PROBLEM TO SOLVE → Reproduce each line that includes the word "name".

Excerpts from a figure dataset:
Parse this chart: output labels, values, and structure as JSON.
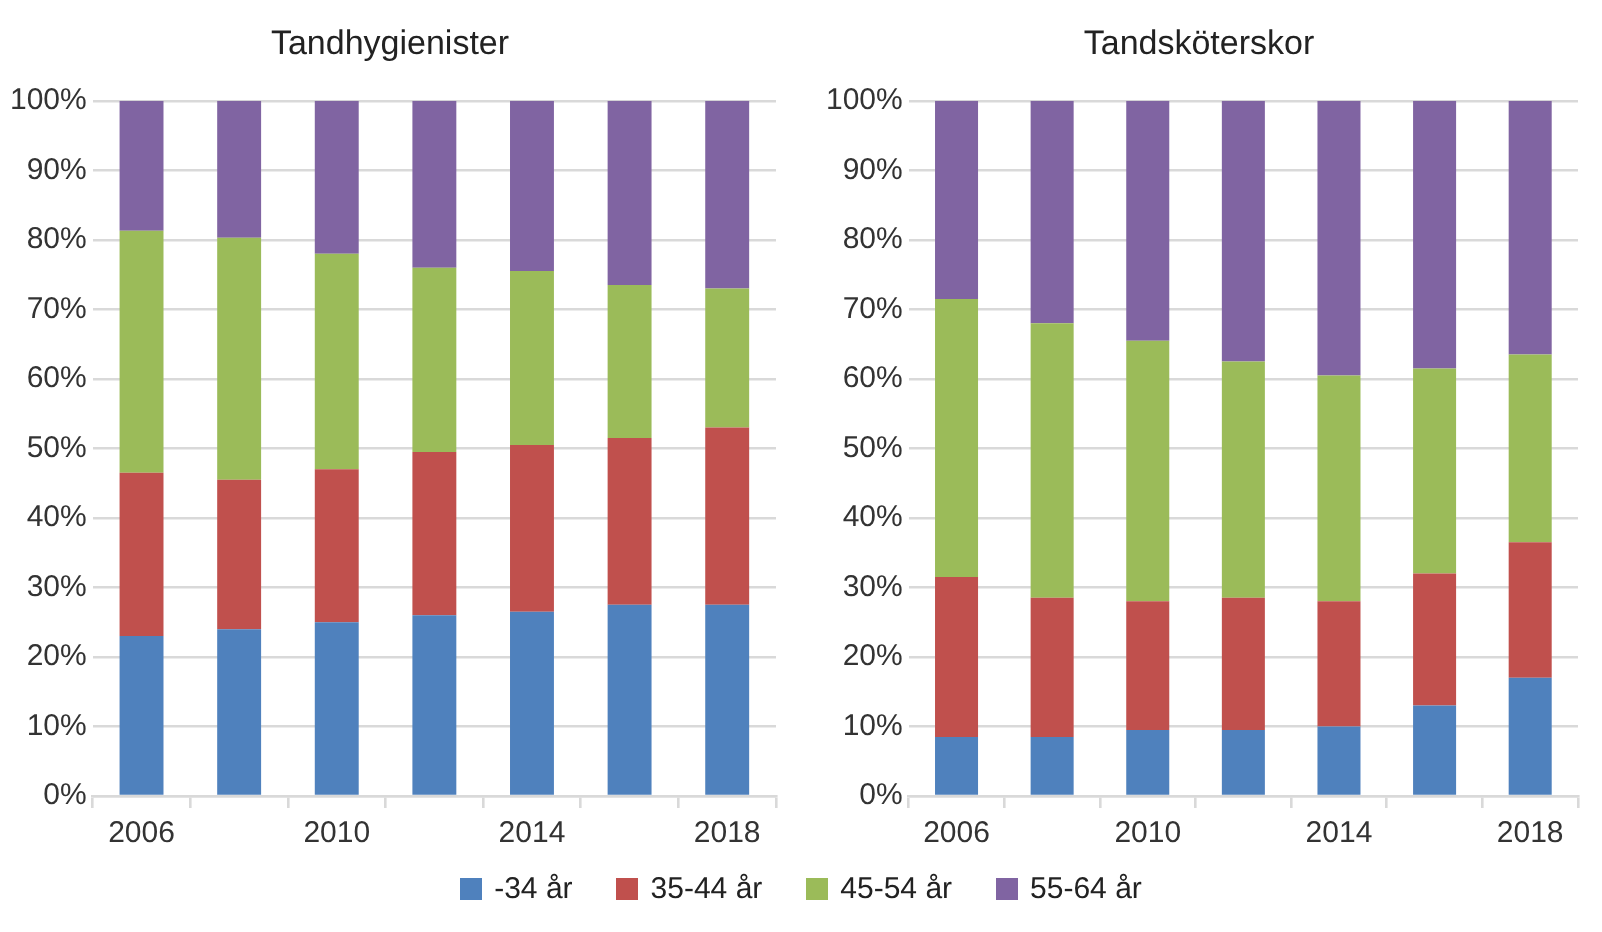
{
  "chart_data": [
    {
      "type": "bar",
      "title": "Tandhygienister",
      "stacked": true,
      "categories": [
        "2006",
        null,
        "2010",
        null,
        "2014",
        null,
        "2018"
      ],
      "ylim": [
        0,
        100
      ],
      "yticks": [
        {
          "value": 0,
          "label": "0%"
        },
        {
          "value": 10,
          "label": "10%"
        },
        {
          "value": 20,
          "label": "20%"
        },
        {
          "value": 30,
          "label": "30%"
        },
        {
          "value": 40,
          "label": "40%"
        },
        {
          "value": 50,
          "label": "50%"
        },
        {
          "value": 60,
          "label": "60%"
        },
        {
          "value": 70,
          "label": "70%"
        },
        {
          "value": 80,
          "label": "80%"
        },
        {
          "value": 90,
          "label": "90%"
        },
        {
          "value": 100,
          "label": "100%"
        }
      ],
      "grid": "y",
      "legend": "bottom",
      "series": [
        {
          "name": "-34 år",
          "color": "#4f81bd",
          "values": [
            23,
            24,
            25,
            26,
            26.5,
            27.5,
            27.5
          ]
        },
        {
          "name": "35-44 år",
          "color": "#c0504d",
          "values": [
            23.5,
            21.5,
            22,
            23.5,
            24,
            24,
            25.5
          ]
        },
        {
          "name": "45-54 år",
          "color": "#9bbb59",
          "values": [
            34.8,
            34.8,
            31,
            26.5,
            25,
            22,
            20
          ]
        },
        {
          "name": "55-64 år",
          "color": "#8064a2",
          "values": [
            18.7,
            19.7,
            22,
            24,
            24.5,
            26.5,
            27
          ]
        }
      ]
    },
    {
      "type": "bar",
      "title": "Tandsköterskor",
      "stacked": true,
      "categories": [
        "2006",
        null,
        "2010",
        null,
        "2014",
        null,
        "2018"
      ],
      "ylim": [
        0,
        100
      ],
      "yticks": [
        {
          "value": 0,
          "label": "0%"
        },
        {
          "value": 10,
          "label": "10%"
        },
        {
          "value": 20,
          "label": "20%"
        },
        {
          "value": 30,
          "label": "30%"
        },
        {
          "value": 40,
          "label": "40%"
        },
        {
          "value": 50,
          "label": "50%"
        },
        {
          "value": 60,
          "label": "60%"
        },
        {
          "value": 70,
          "label": "70%"
        },
        {
          "value": 80,
          "label": "80%"
        },
        {
          "value": 90,
          "label": "90%"
        },
        {
          "value": 100,
          "label": "100%"
        }
      ],
      "grid": "y",
      "series": [
        {
          "color": "#4f81bd",
          "values": [
            8.5,
            8.5,
            9.5,
            9.5,
            10,
            13,
            17
          ]
        },
        {
          "color": "#c0504d",
          "values": [
            23,
            20,
            18.5,
            19,
            18,
            19,
            19.5
          ]
        },
        {
          "color": "#9bbb59",
          "values": [
            40,
            39.5,
            37.5,
            34,
            32.5,
            29.5,
            27
          ]
        },
        {
          "color": "#8064a2",
          "values": [
            28.5,
            32,
            34.5,
            37.5,
            39.5,
            38.5,
            36.5
          ]
        }
      ]
    }
  ]
}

TASK SOLUTION →
          "name": "-34 år",
          "name": "35-44 år",
          "name": "45-54 år",
          "name": "55-64 år",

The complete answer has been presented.